● **Tasks to perform**
1 – According to the article on FIFA's dismissal of SAFA's protest, at which stadium was Ghana awarded the penalty?
2 – Pick up the article about FIFA's dismissal of SAFA's protest after its last sentence and carry it forward.

----- Excerpted passage

Why Safa’s protest was dismissed – Fifa’s full report

Johannesburg – The little chance of Bafana Bafana sneaking to the 2022 World Cup in Qatar was thrown out of the window after FIFA explained their reasons on Monday to find SAFA’s protest inadmissible.

Bafana was knocked out of the qualifiers in a controversial fashion after Ghana was awarded a dubious penalty at the Cape Coast Stadium.

Ghana won the match 1-0 and proceeded to the last stage of the qualifiers. The match was played on 14 November.

The South African Football Association then lodged a protest and complained about the conduct of Senegalese referee Ndiaye Marguette, whom they accused of having manipulated the result of the match.

On 3 December, FIFA’s Disciplinary Committee dismissed SAFA’s case and ruled that their case was inadmissible, without providing details and an explanation.

----------
----- Data section

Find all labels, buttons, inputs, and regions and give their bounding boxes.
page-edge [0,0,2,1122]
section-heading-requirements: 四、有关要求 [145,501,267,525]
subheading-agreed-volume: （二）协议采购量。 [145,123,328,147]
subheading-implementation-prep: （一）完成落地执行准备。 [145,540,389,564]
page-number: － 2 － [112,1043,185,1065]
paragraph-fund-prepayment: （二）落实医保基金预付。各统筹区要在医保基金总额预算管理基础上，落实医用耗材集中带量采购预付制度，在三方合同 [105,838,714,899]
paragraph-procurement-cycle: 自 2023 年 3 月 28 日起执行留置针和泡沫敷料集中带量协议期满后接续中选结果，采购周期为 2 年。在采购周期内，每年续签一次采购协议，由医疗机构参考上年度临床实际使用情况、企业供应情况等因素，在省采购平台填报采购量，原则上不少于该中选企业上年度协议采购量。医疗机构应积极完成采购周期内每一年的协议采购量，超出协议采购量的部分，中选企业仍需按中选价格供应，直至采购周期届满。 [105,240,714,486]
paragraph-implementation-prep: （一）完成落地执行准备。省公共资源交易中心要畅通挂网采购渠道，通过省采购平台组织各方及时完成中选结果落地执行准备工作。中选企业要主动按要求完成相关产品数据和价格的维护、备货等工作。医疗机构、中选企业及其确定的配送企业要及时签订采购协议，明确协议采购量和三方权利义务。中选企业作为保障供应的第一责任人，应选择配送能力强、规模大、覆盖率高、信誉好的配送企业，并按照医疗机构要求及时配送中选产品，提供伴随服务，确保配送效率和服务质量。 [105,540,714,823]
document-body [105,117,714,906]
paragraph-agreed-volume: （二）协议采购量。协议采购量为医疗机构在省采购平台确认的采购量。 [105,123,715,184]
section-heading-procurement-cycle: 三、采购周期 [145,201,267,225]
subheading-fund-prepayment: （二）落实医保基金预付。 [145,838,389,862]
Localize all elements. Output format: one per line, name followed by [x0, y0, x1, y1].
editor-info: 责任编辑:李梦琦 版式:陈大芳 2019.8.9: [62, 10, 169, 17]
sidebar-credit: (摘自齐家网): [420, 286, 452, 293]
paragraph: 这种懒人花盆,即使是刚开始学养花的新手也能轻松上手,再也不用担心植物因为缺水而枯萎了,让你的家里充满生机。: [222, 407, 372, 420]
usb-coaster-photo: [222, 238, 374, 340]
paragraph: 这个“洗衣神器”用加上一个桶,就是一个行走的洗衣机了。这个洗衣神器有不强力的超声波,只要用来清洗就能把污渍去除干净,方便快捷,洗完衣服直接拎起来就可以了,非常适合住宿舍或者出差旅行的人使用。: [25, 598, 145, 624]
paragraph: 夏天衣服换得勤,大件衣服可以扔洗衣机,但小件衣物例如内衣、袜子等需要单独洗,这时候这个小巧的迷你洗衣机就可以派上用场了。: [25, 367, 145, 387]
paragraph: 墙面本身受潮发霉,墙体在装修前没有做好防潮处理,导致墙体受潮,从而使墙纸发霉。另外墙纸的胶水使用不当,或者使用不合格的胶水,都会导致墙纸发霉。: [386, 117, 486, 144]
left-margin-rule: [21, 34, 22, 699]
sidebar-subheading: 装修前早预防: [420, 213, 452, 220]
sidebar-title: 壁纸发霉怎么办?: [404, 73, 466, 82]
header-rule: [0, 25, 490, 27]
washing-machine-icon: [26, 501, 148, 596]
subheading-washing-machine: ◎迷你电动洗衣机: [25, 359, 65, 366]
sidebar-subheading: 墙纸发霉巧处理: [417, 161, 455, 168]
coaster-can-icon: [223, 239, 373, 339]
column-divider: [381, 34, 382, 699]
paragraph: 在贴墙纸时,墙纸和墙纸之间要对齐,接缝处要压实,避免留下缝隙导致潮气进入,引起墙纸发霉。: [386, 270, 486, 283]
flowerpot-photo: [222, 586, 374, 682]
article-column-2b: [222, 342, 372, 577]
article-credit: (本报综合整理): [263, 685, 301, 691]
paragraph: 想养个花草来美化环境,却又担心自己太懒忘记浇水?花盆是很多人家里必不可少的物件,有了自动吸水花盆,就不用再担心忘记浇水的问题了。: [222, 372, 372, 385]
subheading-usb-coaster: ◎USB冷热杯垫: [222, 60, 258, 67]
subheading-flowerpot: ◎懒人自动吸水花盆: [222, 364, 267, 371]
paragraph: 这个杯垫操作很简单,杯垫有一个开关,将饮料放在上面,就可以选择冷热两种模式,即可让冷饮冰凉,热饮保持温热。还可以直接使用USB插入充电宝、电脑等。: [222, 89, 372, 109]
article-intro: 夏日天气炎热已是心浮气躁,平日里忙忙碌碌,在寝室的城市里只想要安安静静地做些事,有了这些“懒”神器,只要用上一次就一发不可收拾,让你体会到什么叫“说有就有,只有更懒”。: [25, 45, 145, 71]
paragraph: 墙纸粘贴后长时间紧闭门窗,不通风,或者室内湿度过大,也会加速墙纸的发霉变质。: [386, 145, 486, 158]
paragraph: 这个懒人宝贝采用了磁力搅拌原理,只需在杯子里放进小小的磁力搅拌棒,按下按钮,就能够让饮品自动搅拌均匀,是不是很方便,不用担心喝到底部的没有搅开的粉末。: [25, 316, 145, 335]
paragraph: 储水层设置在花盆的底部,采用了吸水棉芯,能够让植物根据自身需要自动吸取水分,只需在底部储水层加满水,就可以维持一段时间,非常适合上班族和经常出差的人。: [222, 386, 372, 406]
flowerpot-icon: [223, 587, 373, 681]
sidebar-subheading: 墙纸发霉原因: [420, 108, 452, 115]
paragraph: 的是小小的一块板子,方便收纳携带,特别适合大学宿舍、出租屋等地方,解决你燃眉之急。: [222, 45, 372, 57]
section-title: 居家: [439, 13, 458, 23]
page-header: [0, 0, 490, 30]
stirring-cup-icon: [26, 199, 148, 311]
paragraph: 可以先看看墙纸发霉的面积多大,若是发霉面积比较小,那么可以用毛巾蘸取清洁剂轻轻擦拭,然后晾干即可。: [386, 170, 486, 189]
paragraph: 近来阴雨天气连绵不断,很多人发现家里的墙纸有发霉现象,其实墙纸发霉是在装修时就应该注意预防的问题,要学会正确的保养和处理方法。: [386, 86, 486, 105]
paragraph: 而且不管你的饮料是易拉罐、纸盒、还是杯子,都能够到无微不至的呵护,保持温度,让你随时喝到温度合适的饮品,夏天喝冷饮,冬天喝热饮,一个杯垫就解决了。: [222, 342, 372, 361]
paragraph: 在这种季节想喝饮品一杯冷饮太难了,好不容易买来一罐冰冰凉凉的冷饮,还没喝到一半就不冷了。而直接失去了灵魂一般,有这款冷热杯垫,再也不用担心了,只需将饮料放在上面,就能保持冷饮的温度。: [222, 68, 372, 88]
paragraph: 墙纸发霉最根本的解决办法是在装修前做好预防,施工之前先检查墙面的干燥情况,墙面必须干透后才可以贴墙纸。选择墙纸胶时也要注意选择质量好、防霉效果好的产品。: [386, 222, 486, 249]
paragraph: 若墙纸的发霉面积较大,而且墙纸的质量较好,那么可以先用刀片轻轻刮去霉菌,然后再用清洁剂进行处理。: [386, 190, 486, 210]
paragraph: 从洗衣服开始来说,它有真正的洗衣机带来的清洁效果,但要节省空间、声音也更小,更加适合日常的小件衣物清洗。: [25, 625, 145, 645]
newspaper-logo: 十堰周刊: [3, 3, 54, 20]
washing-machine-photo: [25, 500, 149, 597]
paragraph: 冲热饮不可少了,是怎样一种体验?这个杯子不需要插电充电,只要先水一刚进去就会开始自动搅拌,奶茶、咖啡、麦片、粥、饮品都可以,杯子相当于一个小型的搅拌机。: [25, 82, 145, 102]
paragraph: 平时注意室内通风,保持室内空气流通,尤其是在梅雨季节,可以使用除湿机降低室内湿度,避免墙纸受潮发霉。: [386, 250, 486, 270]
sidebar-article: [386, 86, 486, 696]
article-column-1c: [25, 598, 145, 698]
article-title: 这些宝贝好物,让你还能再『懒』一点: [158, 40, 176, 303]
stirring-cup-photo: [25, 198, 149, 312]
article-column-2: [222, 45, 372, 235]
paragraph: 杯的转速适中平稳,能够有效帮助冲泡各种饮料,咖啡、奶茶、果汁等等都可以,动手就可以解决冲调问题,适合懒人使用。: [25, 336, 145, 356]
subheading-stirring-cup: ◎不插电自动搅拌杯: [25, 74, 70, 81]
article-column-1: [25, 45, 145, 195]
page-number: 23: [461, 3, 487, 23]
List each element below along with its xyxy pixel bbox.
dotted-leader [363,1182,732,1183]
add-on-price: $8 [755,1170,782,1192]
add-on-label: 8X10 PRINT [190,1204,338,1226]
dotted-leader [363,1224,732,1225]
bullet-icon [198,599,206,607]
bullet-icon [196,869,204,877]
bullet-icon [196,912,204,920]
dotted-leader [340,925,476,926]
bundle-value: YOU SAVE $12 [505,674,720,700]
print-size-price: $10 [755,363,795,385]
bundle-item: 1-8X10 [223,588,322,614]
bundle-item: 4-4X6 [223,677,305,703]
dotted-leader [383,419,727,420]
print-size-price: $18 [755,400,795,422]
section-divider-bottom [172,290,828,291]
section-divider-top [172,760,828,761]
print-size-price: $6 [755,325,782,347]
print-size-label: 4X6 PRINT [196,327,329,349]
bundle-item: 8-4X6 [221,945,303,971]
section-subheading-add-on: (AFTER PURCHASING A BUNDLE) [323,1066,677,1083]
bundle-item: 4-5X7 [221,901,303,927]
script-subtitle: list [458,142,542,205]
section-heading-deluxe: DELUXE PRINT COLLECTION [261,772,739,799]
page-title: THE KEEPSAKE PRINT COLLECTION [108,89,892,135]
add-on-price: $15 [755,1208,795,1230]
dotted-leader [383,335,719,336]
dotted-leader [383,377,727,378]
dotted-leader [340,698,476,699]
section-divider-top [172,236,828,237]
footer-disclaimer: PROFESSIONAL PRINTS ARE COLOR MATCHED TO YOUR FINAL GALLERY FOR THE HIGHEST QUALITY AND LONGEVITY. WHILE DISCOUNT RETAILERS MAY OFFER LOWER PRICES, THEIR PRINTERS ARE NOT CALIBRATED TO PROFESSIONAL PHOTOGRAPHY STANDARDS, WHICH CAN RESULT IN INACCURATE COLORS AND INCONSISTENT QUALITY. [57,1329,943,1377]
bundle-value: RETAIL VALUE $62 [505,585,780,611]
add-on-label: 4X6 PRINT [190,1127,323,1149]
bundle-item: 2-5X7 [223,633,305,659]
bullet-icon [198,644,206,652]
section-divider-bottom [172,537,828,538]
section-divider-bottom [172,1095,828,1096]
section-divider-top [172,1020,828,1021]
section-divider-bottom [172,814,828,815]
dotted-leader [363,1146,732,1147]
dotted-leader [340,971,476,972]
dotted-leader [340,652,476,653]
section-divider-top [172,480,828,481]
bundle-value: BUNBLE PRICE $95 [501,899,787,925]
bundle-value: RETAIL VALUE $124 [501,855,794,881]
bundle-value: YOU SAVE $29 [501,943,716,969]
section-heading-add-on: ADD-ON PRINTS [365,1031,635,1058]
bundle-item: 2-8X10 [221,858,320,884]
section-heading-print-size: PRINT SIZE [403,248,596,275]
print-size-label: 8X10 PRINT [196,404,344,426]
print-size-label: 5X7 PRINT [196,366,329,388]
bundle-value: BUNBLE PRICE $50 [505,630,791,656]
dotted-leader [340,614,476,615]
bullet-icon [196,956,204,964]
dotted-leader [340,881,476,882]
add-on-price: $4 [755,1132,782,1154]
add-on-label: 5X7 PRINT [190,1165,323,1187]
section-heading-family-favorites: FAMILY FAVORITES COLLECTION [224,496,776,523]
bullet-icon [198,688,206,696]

----------

● **Task answers**
1 – The Cape Coast Stadium.

2 –
Read the latest development: SAFA blasts FIFA over Ghana report

On Monday night, the Chairman of the FIFA Disciplinary Committee (the Committee) wrote to SAFA and said that they have thoroughly considered all evidence and arguments submitted and FIFA has provided the clarity that SAFA failed to meet three procedural requirements in their protest.

According to the letter which Sunday World has seen, associations and their clubs are entitled to lodge protests:

  1. Protests must reach the Disciplinary Committee in writing, indicating the relevant grounds, within 24 hours of the end of the match in question.

  2. The 24-hour time limit cannot be extended. For the sake of the smooth running of the competition, the corresponding competition regulations may shorten the protest deadline accordingly.

  3. The protest fee is CHF 1,000 (R17 000). It must be paid when the protest is lodged and is reimbursed only if the protest is admitted in full.

“The Ghana Football GFA argued that (i) no written protest was submitted to the match commissioner, (ii) the Protest was not lodged in a timely manner and (iii) no protest fee had been paid.

This punched holes in SAFA’s case.

Fifa’s letter to Safa: “The Disciplinary Committee acknowledged that when lodging the Protest before the Disciplinary Committee, the SAFA indicated that it would “pay the protest fee (…) within 72 Hours”.

Turning its attention to the proof of payment provided by the SAFA, the Committee noticed that the protest fee appeared to have been paid on 19 November 2021.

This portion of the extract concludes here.